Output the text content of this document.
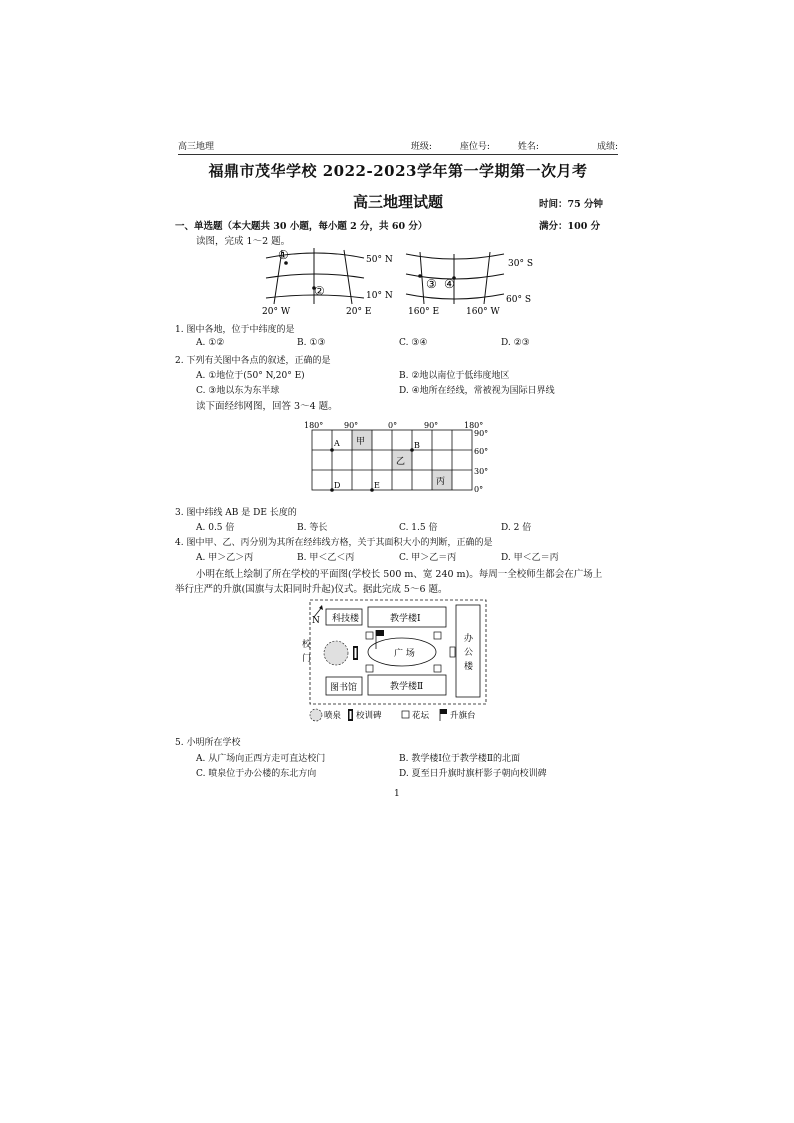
高三地理	班级:	座位号:	姓名:	成绩:
福鼎市茂华学校 2022-2023学年第一学期第一次月考
高三地理试题	时间：75 分钟
一、单选题（本大题共 30 小题，每小题 2 分，共 60 分）	满分：100 分
读图，完成 1～2 题。
①
②
50° N
10° N
20° W	20° E
③ ④
30° S
60° S
160° E	160° W
1. 图中各地，位于中纬度的是
A. ①②	B. ①③	C. ③④	D. ②③
2. 下列有关图中各点的叙述，正确的是
A. ①地位于(50° N,20° E)	B. ②地以南位于低纬度地区
C. ③地以东为东半球	D. ④地所在经线，常被视为国际日界线
读下面经纬网图，回答 3～4 题。
180°	90°	0°	90°	180°
90°
60°
30°
0°
A	B
D	E
甲
乙
丙
3. 图中纬线 AB 是 DE 长度的
A. 0.5 倍	B. 等长	C. 1.5 倍	D. 2 倍
4. 图中甲、乙、丙分别为其所在经纬线方格，关于其面积大小的判断，正确的是
A. 甲＞乙＞丙	B. 甲＜乙＜丙	C. 甲＞乙＝丙	D. 甲＜乙＝丙
小明在纸上绘制了所在学校的平面图(学校长 500 m、宽 240 m)。每周一全校师生都会在广场上
举行庄严的升旗(国旗与太阳同时升起)仪式。据此完成 5～6 题。
N 科技楼	教学楼Ⅰ
图书馆	教学楼Ⅱ
办
公
楼
校
门	广 场
喷泉 校训碑	花坛 升旗台
5. 小明所在学校
A. 从广场向正西方走可直达校门	B. 教学楼Ⅰ位于教学楼Ⅱ的北面
C. 喷泉位于办公楼的东北方向	D. 夏至日升旗时旗杆影子朝向校训碑
1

Task prompt — Reproduce the material word for word. Any pictures should be left out of the copy.

Task solution —
Output the text content of this document.
高三地理	班级:	座位号:	姓名:	成绩:
福鼎市茂华学校 2022-2023学年第一学期第一次月考
高三地理试题	时间：75 分钟
一、单选题（本大题共 30 小题，每小题 2 分，共 60 分）	满分：100 分
读图，完成 1～2 题。
①
②
50° N
10° N
20° W	20° E
③ ④
30° S
60° S
160° E	160° W
1. 图中各地，位于中纬度的是
A. ①②	B. ①③	C. ③④	D. ②③
2. 下列有关图中各点的叙述，正确的是
A. ①地位于(50° N,20° E)	B. ②地以南位于低纬度地区
C. ③地以东为东半球	D. ④地所在经线，常被视为国际日界线
读下面经纬网图，回答 3～4 题。
180°	90°	0°	90°	180°
90°
60°
30°
0°
A	B
D	E
甲
乙
丙
3. 图中纬线 AB 是 DE 长度的
A. 0.5 倍	B. 等长	C. 1.5 倍	D. 2 倍
4. 图中甲、乙、丙分别为其所在经纬线方格，关于其面积大小的判断，正确的是
A. 甲＞乙＞丙	B. 甲＜乙＜丙	C. 甲＞乙＝丙	D. 甲＜乙＝丙
小明在纸上绘制了所在学校的平面图(学校长 500 m、宽 240 m)。每周一全校师生都会在广场上
举行庄严的升旗(国旗与太阳同时升起)仪式。据此完成 5～6 题。
N 科技楼	教学楼Ⅰ
图书馆	教学楼Ⅱ
办
公
楼
校
门	广 场
喷泉 校训碑	花坛 升旗台
5. 小明所在学校
A. 从广场向正西方走可直达校门	B. 教学楼Ⅰ位于教学楼Ⅱ的北面
C. 喷泉位于办公楼的东北方向	D. 夏至日升旗时旗杆影子朝向校训碑
1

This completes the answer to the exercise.